EXCERPTED RECORDS:
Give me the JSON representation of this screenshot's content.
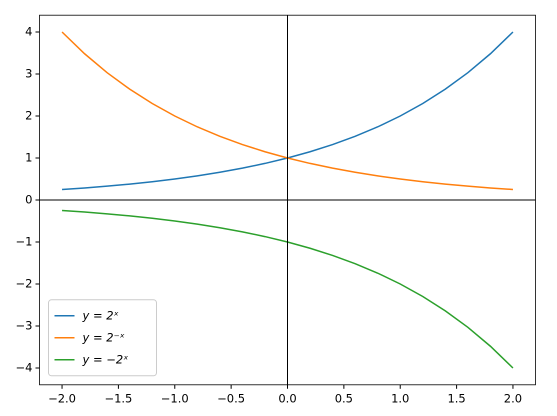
{
  "chart_data": {
    "type": "line",
    "x": [
      -2,
      -1.8,
      -1.6,
      -1.4,
      -1.2,
      -1,
      -0.8,
      -0.6,
      -0.4,
      -0.2,
      0,
      0.2,
      0.4,
      0.6,
      0.8,
      1,
      1.2,
      1.4,
      1.6,
      1.8,
      2
    ],
    "series": [
      {
        "name": "y = 2ˣ",
        "color": "#1f77b4",
        "values": [
          0.25,
          0.287,
          0.33,
          0.379,
          0.435,
          0.5,
          0.574,
          0.66,
          0.758,
          0.871,
          1,
          1.149,
          1.32,
          1.516,
          1.741,
          2,
          2.297,
          2.639,
          3.031,
          3.482,
          4
        ]
      },
      {
        "name": "y = 2⁻ˣ",
        "color": "#ff7f0e",
        "values": [
          4,
          3.482,
          3.031,
          2.639,
          2.297,
          2,
          1.741,
          1.516,
          1.32,
          1.149,
          1,
          0.871,
          0.758,
          0.66,
          0.574,
          0.5,
          0.435,
          0.379,
          0.33,
          0.287,
          0.25
        ]
      },
      {
        "name": "y = −2ˣ",
        "color": "#2ca02c",
        "values": [
          -0.25,
          -0.287,
          -0.33,
          -0.379,
          -0.435,
          -0.5,
          -0.574,
          -0.66,
          -0.758,
          -0.871,
          -1,
          -1.149,
          -1.32,
          -1.516,
          -1.741,
          -2,
          -2.297,
          -2.639,
          -3.031,
          -3.482,
          -4
        ]
      }
    ],
    "xlim": [
      -2.2,
      2.2
    ],
    "ylim": [
      -4.4,
      4.4
    ],
    "xticks": [
      {
        "value": -2,
        "label": "−2.0"
      },
      {
        "value": -1.5,
        "label": "−1.5"
      },
      {
        "value": -1,
        "label": "−1.0"
      },
      {
        "value": -0.5,
        "label": "−0.5"
      },
      {
        "value": 0,
        "label": "0.0"
      },
      {
        "value": 0.5,
        "label": "0.5"
      },
      {
        "value": 1,
        "label": "1.0"
      },
      {
        "value": 1.5,
        "label": "1.5"
      },
      {
        "value": 2,
        "label": "2.0"
      }
    ],
    "yticks": [
      {
        "value": -4,
        "label": "−4"
      },
      {
        "value": -3,
        "label": "−3"
      },
      {
        "value": -2,
        "label": "−2"
      },
      {
        "value": -1,
        "label": "−1"
      },
      0,
      1,
      2,
      3,
      4
    ],
    "axhline": 0,
    "axvline": 0,
    "legend": "lower left",
    "grid": false
  }
}
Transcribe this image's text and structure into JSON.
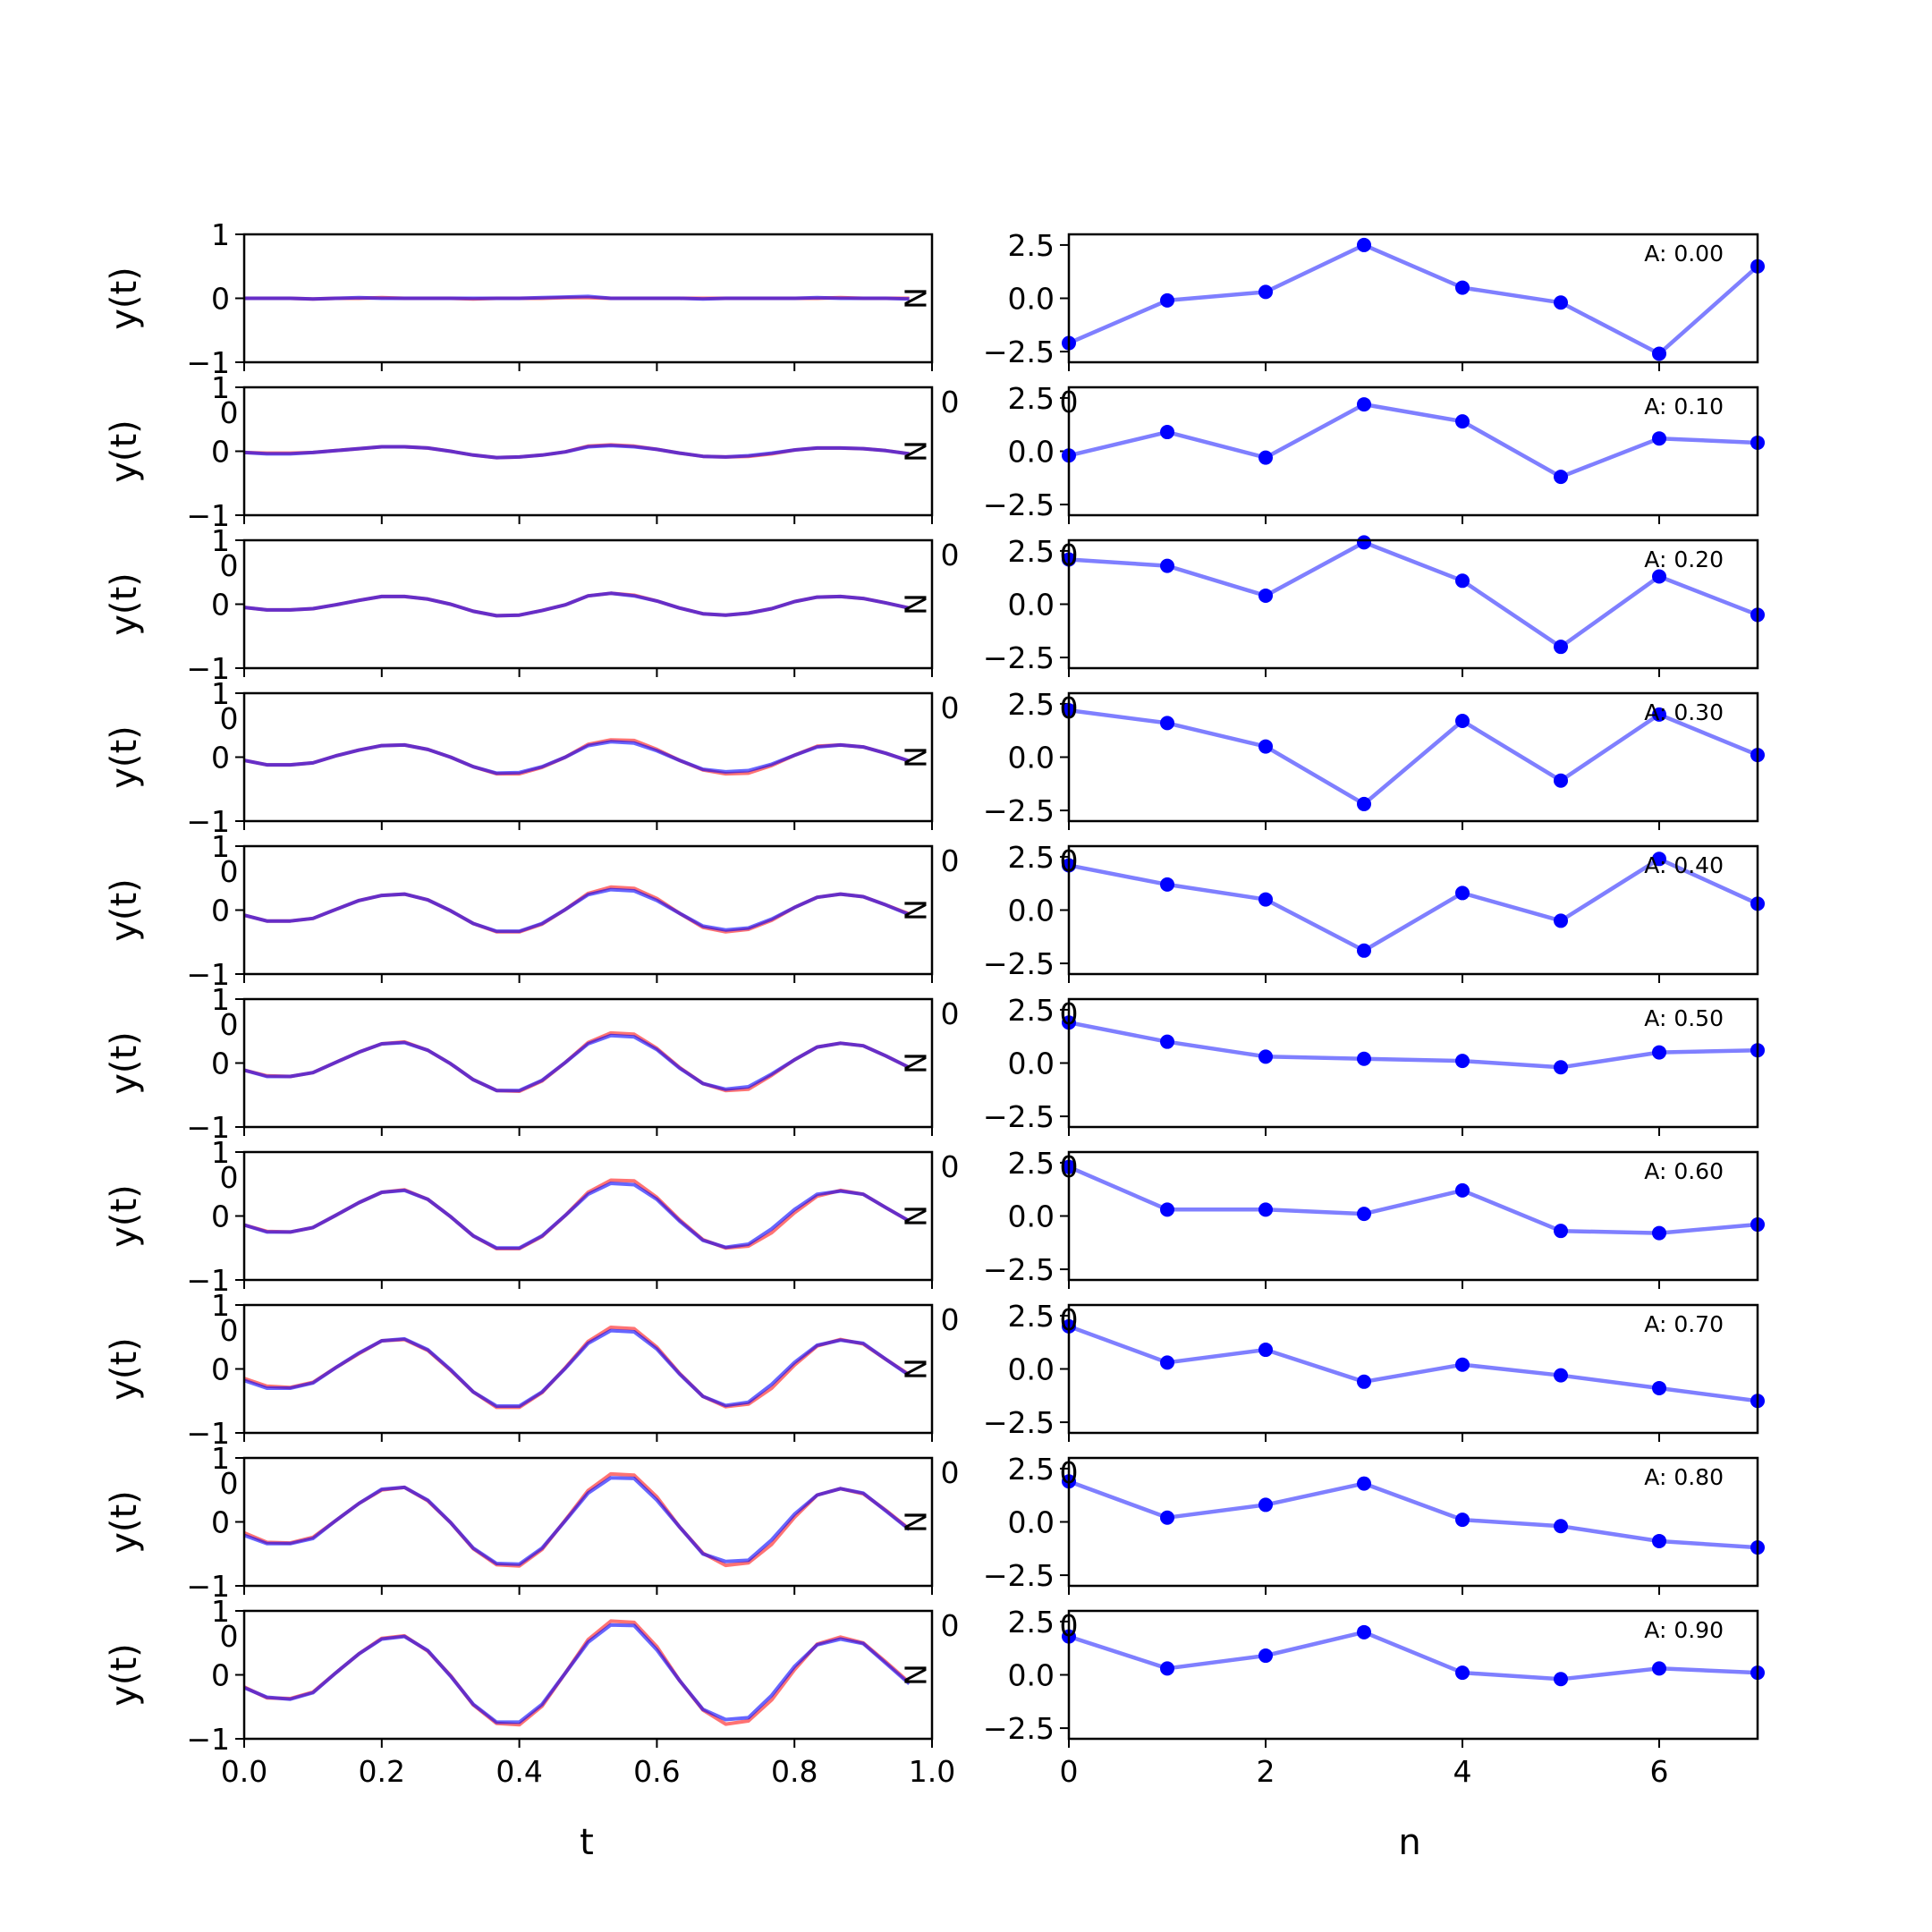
{
  "colors": {
    "left_line_a": "#ff0000",
    "left_line_b": "#0000ff",
    "right_line": "#0000ff",
    "right_marker": "#0000ff"
  },
  "chart_data": [
    {
      "type": "line",
      "column": "left",
      "xlabel": "t",
      "ylabel": "y(t)",
      "xlim": [
        0.0,
        1.0
      ],
      "ylim": [
        -1,
        1
      ],
      "xticks": [
        0.0,
        0.2,
        0.4,
        0.6,
        0.8,
        1.0
      ],
      "xtick_labels": [
        "0.0",
        "0.2",
        "0.4",
        "0.6",
        "0.8",
        "1.0"
      ],
      "yticks": [
        -1,
        0,
        1
      ],
      "ytick_labels": [
        "−1",
        "0",
        "1"
      ],
      "inner_labels": [
        "0",
        "N"
      ],
      "x": [
        0.0,
        0.033,
        0.067,
        0.1,
        0.133,
        0.167,
        0.2,
        0.233,
        0.267,
        0.3,
        0.333,
        0.367,
        0.4,
        0.433,
        0.467,
        0.5,
        0.533,
        0.567,
        0.6,
        0.633,
        0.667,
        0.7,
        0.733,
        0.767,
        0.8,
        0.833,
        0.867,
        0.9,
        0.933,
        0.967
      ],
      "panels": [
        {
          "amplitude": 0.0,
          "series": [
            {
              "values": [
                0.0,
                0.0,
                0.0,
                -0.01,
                0.0,
                0.0,
                0.01,
                0.0,
                0.0,
                0.0,
                -0.01,
                0.0,
                0.0,
                0.0,
                0.01,
                0.01,
                0.0,
                0.0,
                0.0,
                0.0,
                0.0,
                0.0,
                0.0,
                0.0,
                0.0,
                0.0,
                0.01,
                0.0,
                0.0,
                0.0
              ]
            },
            {
              "values": [
                0.0,
                0.0,
                0.0,
                -0.01,
                0.0,
                0.01,
                0.0,
                0.0,
                0.0,
                0.0,
                0.0,
                0.0,
                0.0,
                0.01,
                0.02,
                0.03,
                0.0,
                0.0,
                0.0,
                0.0,
                -0.01,
                0.0,
                0.0,
                0.0,
                0.0,
                0.01,
                0.0,
                0.0,
                0.0,
                -0.01
              ]
            }
          ]
        },
        {
          "amplitude": 0.1,
          "series": [
            {
              "values": [
                -0.02,
                -0.03,
                -0.03,
                -0.02,
                0.01,
                0.04,
                0.07,
                0.07,
                0.05,
                0.0,
                -0.06,
                -0.1,
                -0.09,
                -0.06,
                -0.01,
                0.08,
                0.1,
                0.08,
                0.03,
                -0.03,
                -0.08,
                -0.09,
                -0.08,
                -0.04,
                0.02,
                0.05,
                0.05,
                0.04,
                0.01,
                -0.04
              ]
            },
            {
              "values": [
                -0.02,
                -0.04,
                -0.04,
                -0.02,
                0.01,
                0.04,
                0.07,
                0.07,
                0.05,
                0.0,
                -0.06,
                -0.1,
                -0.09,
                -0.06,
                -0.01,
                0.07,
                0.09,
                0.07,
                0.03,
                -0.03,
                -0.08,
                -0.09,
                -0.07,
                -0.03,
                0.02,
                0.05,
                0.05,
                0.04,
                0.01,
                -0.04
              ]
            }
          ]
        },
        {
          "amplitude": 0.2,
          "series": [
            {
              "values": [
                -0.05,
                -0.09,
                -0.09,
                -0.07,
                -0.01,
                0.06,
                0.12,
                0.12,
                0.08,
                0.0,
                -0.11,
                -0.18,
                -0.17,
                -0.1,
                -0.01,
                0.13,
                0.17,
                0.14,
                0.05,
                -0.06,
                -0.15,
                -0.17,
                -0.14,
                -0.07,
                0.04,
                0.11,
                0.12,
                0.09,
                0.02,
                -0.06
              ]
            },
            {
              "values": [
                -0.05,
                -0.09,
                -0.09,
                -0.07,
                -0.01,
                0.06,
                0.12,
                0.12,
                0.08,
                0.0,
                -0.11,
                -0.18,
                -0.17,
                -0.1,
                -0.01,
                0.13,
                0.17,
                0.13,
                0.05,
                -0.06,
                -0.15,
                -0.17,
                -0.14,
                -0.07,
                0.04,
                0.11,
                0.12,
                0.09,
                0.02,
                -0.06
              ]
            }
          ]
        },
        {
          "amplitude": 0.3,
          "series": [
            {
              "values": [
                -0.05,
                -0.12,
                -0.12,
                -0.09,
                0.02,
                0.11,
                0.18,
                0.19,
                0.12,
                0.0,
                -0.15,
                -0.26,
                -0.26,
                -0.16,
                0.0,
                0.2,
                0.27,
                0.26,
                0.12,
                -0.05,
                -0.2,
                -0.26,
                -0.25,
                -0.13,
                0.03,
                0.17,
                0.19,
                0.16,
                0.06,
                -0.06
              ]
            },
            {
              "values": [
                -0.05,
                -0.12,
                -0.12,
                -0.09,
                0.02,
                0.11,
                0.18,
                0.19,
                0.12,
                0.0,
                -0.15,
                -0.25,
                -0.24,
                -0.15,
                0.0,
                0.18,
                0.24,
                0.22,
                0.1,
                -0.05,
                -0.19,
                -0.23,
                -0.21,
                -0.11,
                0.03,
                0.16,
                0.19,
                0.16,
                0.06,
                -0.06
              ]
            }
          ]
        },
        {
          "amplitude": 0.4,
          "series": [
            {
              "values": [
                -0.08,
                -0.17,
                -0.17,
                -0.13,
                0.01,
                0.15,
                0.23,
                0.25,
                0.16,
                -0.01,
                -0.21,
                -0.34,
                -0.34,
                -0.22,
                0.01,
                0.26,
                0.36,
                0.34,
                0.18,
                -0.05,
                -0.27,
                -0.34,
                -0.3,
                -0.16,
                0.04,
                0.2,
                0.25,
                0.21,
                0.08,
                -0.06
              ]
            },
            {
              "values": [
                -0.08,
                -0.17,
                -0.17,
                -0.13,
                0.01,
                0.15,
                0.23,
                0.25,
                0.16,
                -0.01,
                -0.21,
                -0.33,
                -0.33,
                -0.21,
                0.01,
                0.24,
                0.32,
                0.3,
                0.15,
                -0.05,
                -0.25,
                -0.31,
                -0.28,
                -0.14,
                0.04,
                0.2,
                0.25,
                0.21,
                0.08,
                -0.07
              ]
            }
          ]
        },
        {
          "amplitude": 0.5,
          "series": [
            {
              "values": [
                -0.11,
                -0.2,
                -0.21,
                -0.15,
                0.01,
                0.17,
                0.3,
                0.33,
                0.2,
                -0.01,
                -0.26,
                -0.43,
                -0.44,
                -0.28,
                0.01,
                0.32,
                0.47,
                0.45,
                0.23,
                -0.07,
                -0.32,
                -0.43,
                -0.41,
                -0.19,
                0.05,
                0.25,
                0.31,
                0.27,
                0.11,
                -0.07
              ]
            },
            {
              "values": [
                -0.11,
                -0.21,
                -0.21,
                -0.15,
                0.01,
                0.17,
                0.3,
                0.32,
                0.2,
                -0.01,
                -0.26,
                -0.43,
                -0.43,
                -0.27,
                0.01,
                0.3,
                0.43,
                0.41,
                0.21,
                -0.08,
                -0.32,
                -0.41,
                -0.37,
                -0.17,
                0.05,
                0.25,
                0.31,
                0.27,
                0.11,
                -0.07
              ]
            }
          ]
        },
        {
          "amplitude": 0.6,
          "series": [
            {
              "values": [
                -0.14,
                -0.24,
                -0.25,
                -0.18,
                0.01,
                0.21,
                0.37,
                0.41,
                0.26,
                -0.01,
                -0.31,
                -0.51,
                -0.51,
                -0.32,
                0.01,
                0.37,
                0.56,
                0.55,
                0.29,
                -0.06,
                -0.37,
                -0.5,
                -0.47,
                -0.26,
                0.05,
                0.31,
                0.4,
                0.34,
                0.13,
                -0.08
              ]
            },
            {
              "values": [
                -0.14,
                -0.25,
                -0.25,
                -0.18,
                0.01,
                0.21,
                0.37,
                0.4,
                0.26,
                -0.01,
                -0.31,
                -0.5,
                -0.5,
                -0.31,
                0.01,
                0.34,
                0.51,
                0.49,
                0.26,
                -0.08,
                -0.38,
                -0.49,
                -0.44,
                -0.2,
                0.1,
                0.34,
                0.39,
                0.34,
                0.13,
                -0.08
              ]
            }
          ]
        },
        {
          "amplitude": 0.7,
          "series": [
            {
              "values": [
                -0.15,
                -0.27,
                -0.29,
                -0.21,
                0.02,
                0.24,
                0.44,
                0.46,
                0.29,
                -0.02,
                -0.36,
                -0.6,
                -0.6,
                -0.37,
                0.02,
                0.43,
                0.65,
                0.63,
                0.34,
                -0.07,
                -0.43,
                -0.59,
                -0.55,
                -0.3,
                0.06,
                0.36,
                0.46,
                0.39,
                0.15,
                -0.09
              ]
            },
            {
              "values": [
                -0.18,
                -0.3,
                -0.3,
                -0.22,
                0.02,
                0.25,
                0.44,
                0.47,
                0.3,
                -0.01,
                -0.36,
                -0.58,
                -0.58,
                -0.36,
                0.01,
                0.4,
                0.6,
                0.58,
                0.31,
                -0.08,
                -0.43,
                -0.57,
                -0.52,
                -0.24,
                0.1,
                0.37,
                0.45,
                0.4,
                0.15,
                -0.1
              ]
            }
          ]
        },
        {
          "amplitude": 0.8,
          "series": [
            {
              "values": [
                -0.17,
                -0.32,
                -0.33,
                -0.24,
                0.02,
                0.29,
                0.5,
                0.54,
                0.33,
                -0.01,
                -0.42,
                -0.67,
                -0.69,
                -0.43,
                0.03,
                0.49,
                0.75,
                0.73,
                0.39,
                -0.08,
                -0.49,
                -0.68,
                -0.64,
                -0.35,
                0.07,
                0.42,
                0.52,
                0.44,
                0.18,
                -0.11
              ]
            },
            {
              "values": [
                -0.21,
                -0.34,
                -0.34,
                -0.26,
                0.02,
                0.29,
                0.51,
                0.54,
                0.34,
                -0.01,
                -0.41,
                -0.65,
                -0.66,
                -0.41,
                0.02,
                0.45,
                0.69,
                0.68,
                0.34,
                -0.08,
                -0.5,
                -0.62,
                -0.6,
                -0.28,
                0.12,
                0.42,
                0.52,
                0.45,
                0.17,
                -0.12
              ]
            }
          ]
        },
        {
          "amplitude": 0.9,
          "series": [
            {
              "values": [
                -0.19,
                -0.36,
                -0.37,
                -0.27,
                0.03,
                0.33,
                0.57,
                0.61,
                0.37,
                -0.01,
                -0.47,
                -0.76,
                -0.78,
                -0.49,
                0.03,
                0.55,
                0.84,
                0.82,
                0.44,
                -0.09,
                -0.55,
                -0.77,
                -0.72,
                -0.39,
                0.08,
                0.48,
                0.59,
                0.5,
                0.2,
                -0.12
              ]
            },
            {
              "values": [
                -0.2,
                -0.35,
                -0.38,
                -0.28,
                0.03,
                0.33,
                0.56,
                0.6,
                0.38,
                -0.02,
                -0.46,
                -0.74,
                -0.74,
                -0.46,
                0.03,
                0.51,
                0.78,
                0.77,
                0.39,
                -0.09,
                -0.54,
                -0.7,
                -0.67,
                -0.32,
                0.13,
                0.47,
                0.56,
                0.49,
                0.18,
                -0.14
              ]
            }
          ]
        }
      ]
    },
    {
      "type": "line",
      "column": "right",
      "xlabel": "n",
      "ylabel": "",
      "xlim": [
        0,
        7
      ],
      "ylim": [
        -3.0,
        3.0
      ],
      "xticks": [
        0,
        2,
        4,
        6
      ],
      "xtick_labels": [
        "0",
        "2",
        "4",
        "6"
      ],
      "yticks": [
        2.5,
        0.0,
        -2.5
      ],
      "ytick_labels": [
        "2.5",
        "0.0",
        "−2.5"
      ],
      "inner_labels": [
        "0",
        "0"
      ],
      "x": [
        0,
        1,
        2,
        3,
        4,
        5,
        6,
        7
      ],
      "panels": [
        {
          "annotation": "A: 0.00",
          "values": [
            -2.1,
            -0.1,
            0.3,
            2.5,
            0.5,
            -0.2,
            -2.6,
            1.5
          ]
        },
        {
          "annotation": "A: 0.10",
          "values": [
            -0.2,
            0.9,
            -0.3,
            2.2,
            1.4,
            -1.2,
            0.6,
            0.4
          ]
        },
        {
          "annotation": "A: 0.20",
          "values": [
            2.1,
            1.8,
            0.4,
            2.9,
            1.1,
            -2.0,
            1.3,
            -0.5
          ]
        },
        {
          "annotation": "A: 0.30",
          "values": [
            2.2,
            1.6,
            0.5,
            -2.2,
            1.7,
            -1.1,
            2.0,
            0.1
          ]
        },
        {
          "annotation": "A: 0.40",
          "values": [
            2.1,
            1.2,
            0.5,
            -1.9,
            0.8,
            -0.5,
            2.4,
            0.3
          ]
        },
        {
          "annotation": "A: 0.50",
          "values": [
            1.9,
            1.0,
            0.3,
            0.2,
            0.1,
            -0.2,
            0.5,
            0.6
          ]
        },
        {
          "annotation": "A: 0.60",
          "values": [
            2.3,
            0.3,
            0.3,
            0.1,
            1.2,
            -0.7,
            -0.8,
            -0.4
          ]
        },
        {
          "annotation": "A: 0.70",
          "values": [
            2.0,
            0.3,
            0.9,
            -0.6,
            0.2,
            -0.3,
            -0.9,
            -1.5
          ]
        },
        {
          "annotation": "A: 0.80",
          "values": [
            1.9,
            0.2,
            0.8,
            1.8,
            0.1,
            -0.2,
            -0.9,
            -1.2
          ]
        },
        {
          "annotation": "A: 0.90",
          "values": [
            1.8,
            0.3,
            0.9,
            2.0,
            0.1,
            -0.2,
            0.3,
            0.1
          ]
        }
      ]
    }
  ]
}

REQUIRED TASK:
Return each line in the records that holds the string "JSON".

ANSWER TO THIS PROBLEM:
Give me the JSON representation of this screenshot's content.
Transcribe this image's text and structure into JSON.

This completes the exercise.